Lines before the one containing "Extract the structured" are excluded; reproduce that line and all lines after it in the entries below, exactly.

» **AVAILABLE RECORDS**
++++++++++++++++++++

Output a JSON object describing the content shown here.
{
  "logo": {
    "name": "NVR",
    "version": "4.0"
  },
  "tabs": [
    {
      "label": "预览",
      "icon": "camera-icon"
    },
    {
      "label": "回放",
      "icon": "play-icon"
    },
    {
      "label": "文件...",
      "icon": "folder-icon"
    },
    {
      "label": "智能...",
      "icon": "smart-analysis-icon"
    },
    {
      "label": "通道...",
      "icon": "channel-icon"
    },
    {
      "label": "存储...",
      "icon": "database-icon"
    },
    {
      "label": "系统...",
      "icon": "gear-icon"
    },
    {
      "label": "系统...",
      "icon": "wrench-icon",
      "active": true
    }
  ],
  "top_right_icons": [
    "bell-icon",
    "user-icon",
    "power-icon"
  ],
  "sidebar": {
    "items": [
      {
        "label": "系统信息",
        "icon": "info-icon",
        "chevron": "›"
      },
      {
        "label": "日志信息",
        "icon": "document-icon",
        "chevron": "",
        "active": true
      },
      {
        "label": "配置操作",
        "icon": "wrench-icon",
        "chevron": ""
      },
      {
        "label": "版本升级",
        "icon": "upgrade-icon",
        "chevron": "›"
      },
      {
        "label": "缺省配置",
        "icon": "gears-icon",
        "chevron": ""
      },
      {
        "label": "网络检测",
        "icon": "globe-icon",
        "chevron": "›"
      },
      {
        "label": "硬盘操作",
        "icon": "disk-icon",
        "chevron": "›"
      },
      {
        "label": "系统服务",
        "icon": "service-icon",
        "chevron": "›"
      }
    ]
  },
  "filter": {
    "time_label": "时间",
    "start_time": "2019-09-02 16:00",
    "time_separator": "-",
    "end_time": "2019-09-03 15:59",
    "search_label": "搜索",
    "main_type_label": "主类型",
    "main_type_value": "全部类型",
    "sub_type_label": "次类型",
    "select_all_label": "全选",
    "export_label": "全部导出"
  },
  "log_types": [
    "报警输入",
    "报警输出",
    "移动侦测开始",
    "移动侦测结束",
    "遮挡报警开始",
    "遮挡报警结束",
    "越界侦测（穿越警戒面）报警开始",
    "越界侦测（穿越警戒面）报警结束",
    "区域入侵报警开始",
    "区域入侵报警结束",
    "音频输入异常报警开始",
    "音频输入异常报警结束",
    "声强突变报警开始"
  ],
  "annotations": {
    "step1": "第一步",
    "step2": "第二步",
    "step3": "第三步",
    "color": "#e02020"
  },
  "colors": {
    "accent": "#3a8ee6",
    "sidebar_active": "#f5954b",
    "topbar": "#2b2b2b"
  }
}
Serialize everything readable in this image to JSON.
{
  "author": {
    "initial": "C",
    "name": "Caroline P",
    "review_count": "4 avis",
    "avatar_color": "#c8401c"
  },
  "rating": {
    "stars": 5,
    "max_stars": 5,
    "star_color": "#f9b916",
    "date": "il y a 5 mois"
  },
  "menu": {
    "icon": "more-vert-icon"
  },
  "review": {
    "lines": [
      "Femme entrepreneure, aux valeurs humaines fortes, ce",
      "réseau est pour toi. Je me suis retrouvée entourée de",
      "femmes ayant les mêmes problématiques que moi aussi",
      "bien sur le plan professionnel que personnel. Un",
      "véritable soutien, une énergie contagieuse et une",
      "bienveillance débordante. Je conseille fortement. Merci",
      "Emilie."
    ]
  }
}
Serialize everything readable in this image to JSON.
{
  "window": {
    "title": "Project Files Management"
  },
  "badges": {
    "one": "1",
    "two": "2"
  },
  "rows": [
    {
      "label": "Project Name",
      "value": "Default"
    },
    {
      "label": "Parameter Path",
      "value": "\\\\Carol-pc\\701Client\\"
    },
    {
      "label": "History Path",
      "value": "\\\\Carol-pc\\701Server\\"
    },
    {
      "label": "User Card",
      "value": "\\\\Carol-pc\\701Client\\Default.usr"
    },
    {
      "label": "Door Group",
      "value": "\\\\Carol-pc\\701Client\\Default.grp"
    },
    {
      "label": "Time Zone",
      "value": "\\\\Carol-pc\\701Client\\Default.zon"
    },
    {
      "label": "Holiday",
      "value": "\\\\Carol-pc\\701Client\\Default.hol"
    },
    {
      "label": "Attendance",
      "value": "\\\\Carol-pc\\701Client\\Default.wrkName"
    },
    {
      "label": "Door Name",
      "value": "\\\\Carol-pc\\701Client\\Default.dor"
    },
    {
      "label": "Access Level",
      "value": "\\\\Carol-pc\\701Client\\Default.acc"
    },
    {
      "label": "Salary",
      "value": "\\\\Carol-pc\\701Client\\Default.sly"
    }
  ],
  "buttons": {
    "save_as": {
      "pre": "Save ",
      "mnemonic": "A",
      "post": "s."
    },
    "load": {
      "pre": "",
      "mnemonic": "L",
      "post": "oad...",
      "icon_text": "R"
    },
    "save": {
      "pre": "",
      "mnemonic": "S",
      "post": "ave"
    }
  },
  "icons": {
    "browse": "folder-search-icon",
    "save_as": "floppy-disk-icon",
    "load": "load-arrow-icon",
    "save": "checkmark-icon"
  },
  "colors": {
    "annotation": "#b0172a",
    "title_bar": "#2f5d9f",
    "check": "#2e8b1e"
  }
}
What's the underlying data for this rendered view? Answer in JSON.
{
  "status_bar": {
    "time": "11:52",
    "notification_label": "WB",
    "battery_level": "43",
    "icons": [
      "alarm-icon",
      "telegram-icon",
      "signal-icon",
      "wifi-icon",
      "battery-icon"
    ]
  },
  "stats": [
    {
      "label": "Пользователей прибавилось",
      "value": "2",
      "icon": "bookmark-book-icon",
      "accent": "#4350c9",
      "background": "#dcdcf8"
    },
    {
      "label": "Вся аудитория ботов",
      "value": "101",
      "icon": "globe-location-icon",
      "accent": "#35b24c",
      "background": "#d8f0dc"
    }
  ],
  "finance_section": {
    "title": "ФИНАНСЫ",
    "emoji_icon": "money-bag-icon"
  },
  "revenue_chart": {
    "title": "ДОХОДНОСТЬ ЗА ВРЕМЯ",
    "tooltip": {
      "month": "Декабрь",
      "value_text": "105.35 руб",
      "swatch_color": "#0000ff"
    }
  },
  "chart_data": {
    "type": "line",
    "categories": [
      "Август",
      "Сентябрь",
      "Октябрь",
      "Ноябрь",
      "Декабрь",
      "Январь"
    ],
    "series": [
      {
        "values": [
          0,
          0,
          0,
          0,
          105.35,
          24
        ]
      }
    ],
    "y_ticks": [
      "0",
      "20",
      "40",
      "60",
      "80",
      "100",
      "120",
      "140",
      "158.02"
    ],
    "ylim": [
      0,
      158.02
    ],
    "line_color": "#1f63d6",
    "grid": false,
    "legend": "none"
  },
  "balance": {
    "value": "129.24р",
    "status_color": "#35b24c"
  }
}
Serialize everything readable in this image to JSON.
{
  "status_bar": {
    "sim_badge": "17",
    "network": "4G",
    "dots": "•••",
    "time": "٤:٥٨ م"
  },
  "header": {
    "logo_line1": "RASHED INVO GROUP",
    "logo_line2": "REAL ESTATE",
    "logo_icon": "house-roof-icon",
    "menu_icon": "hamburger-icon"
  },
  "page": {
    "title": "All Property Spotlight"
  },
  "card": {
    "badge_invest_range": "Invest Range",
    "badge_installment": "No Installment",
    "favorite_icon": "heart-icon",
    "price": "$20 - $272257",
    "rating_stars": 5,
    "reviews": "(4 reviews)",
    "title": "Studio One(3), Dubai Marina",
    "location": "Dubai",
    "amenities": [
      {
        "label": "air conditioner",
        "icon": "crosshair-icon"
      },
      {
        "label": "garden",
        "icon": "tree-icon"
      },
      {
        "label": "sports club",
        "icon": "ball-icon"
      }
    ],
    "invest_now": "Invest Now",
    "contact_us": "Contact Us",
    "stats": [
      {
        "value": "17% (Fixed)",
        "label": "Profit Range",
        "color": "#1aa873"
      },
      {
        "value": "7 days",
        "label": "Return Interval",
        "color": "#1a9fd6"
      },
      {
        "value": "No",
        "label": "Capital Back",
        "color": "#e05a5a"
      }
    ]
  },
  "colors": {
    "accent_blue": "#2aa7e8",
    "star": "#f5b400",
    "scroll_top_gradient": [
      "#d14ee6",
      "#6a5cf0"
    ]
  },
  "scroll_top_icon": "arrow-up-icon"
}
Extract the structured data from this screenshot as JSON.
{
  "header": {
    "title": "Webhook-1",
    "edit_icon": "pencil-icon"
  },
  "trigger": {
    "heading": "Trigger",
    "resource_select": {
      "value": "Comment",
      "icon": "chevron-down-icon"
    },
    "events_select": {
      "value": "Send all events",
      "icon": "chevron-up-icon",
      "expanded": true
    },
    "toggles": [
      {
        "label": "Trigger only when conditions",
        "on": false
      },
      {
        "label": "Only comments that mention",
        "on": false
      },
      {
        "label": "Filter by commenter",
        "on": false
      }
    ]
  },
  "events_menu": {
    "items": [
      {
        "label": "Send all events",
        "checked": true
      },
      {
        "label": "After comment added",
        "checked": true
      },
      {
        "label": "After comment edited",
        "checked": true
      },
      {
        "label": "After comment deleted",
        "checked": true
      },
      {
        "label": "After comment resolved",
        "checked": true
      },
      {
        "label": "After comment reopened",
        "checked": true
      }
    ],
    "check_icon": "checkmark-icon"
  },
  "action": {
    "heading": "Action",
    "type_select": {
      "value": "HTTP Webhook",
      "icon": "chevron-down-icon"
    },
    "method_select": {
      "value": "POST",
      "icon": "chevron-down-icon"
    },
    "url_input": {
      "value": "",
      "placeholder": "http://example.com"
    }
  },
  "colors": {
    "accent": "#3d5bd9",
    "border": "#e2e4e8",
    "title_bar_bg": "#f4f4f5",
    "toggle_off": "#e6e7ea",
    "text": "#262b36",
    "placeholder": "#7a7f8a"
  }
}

++++++++++++++++++++

» **TASK SOLUTION**
Extract the structured data from this screenshot as JSON.
{
  "header": {
    "title": "Webhook-1",
    "edit_icon": "pencil-icon"
  },
  "trigger": {
    "heading": "Trigger",
    "resource_select": {
      "value": "Comment",
      "icon": "chevron-down-icon"
    },
    "events_select": {
      "value": "Send all events",
      "icon": "chevron-up-icon",
      "expanded": true
    },
    "toggles": [
      {
        "label": "Trigger only when conditions",
        "on": false
      },
      {
        "label": "Only comments that mention",
        "on": false
      },
      {
        "label": "Filter by commenter",
        "on": false
      }
    ]
  },
  "events_menu": {
    "items": [
      {
        "label": "Send all events",
        "checked": true
      },
      {
        "label": "After comment added",
        "checked": true
      },
      {
        "label": "After comment edited",
        "checked": true
      },
      {
        "label": "After comment deleted",
        "checked": true
      },
      {
        "label": "After comment resolved",
        "checked": true
      },
      {
        "label": "After comment reopened",
        "checked": true
      }
    ],
    "check_icon": "checkmark-icon"
  },
  "action": {
    "heading": "Action",
    "type_select": {
      "value": "HTTP Webhook",
      "icon": "chevron-down-icon"
    },
    "method_select": {
      "value": "POST",
      "icon": "chevron-down-icon"
    },
    "url_input": {
      "value": "",
      "placeholder": "http://example.com"
    }
  },
  "colors": {
    "accent": "#3d5bd9",
    "border": "#e2e4e8",
    "title_bar_bg": "#f4f4f5",
    "toggle_off": "#e6e7ea",
    "text": "#262b36",
    "placeholder": "#7a7f8a"
  }
}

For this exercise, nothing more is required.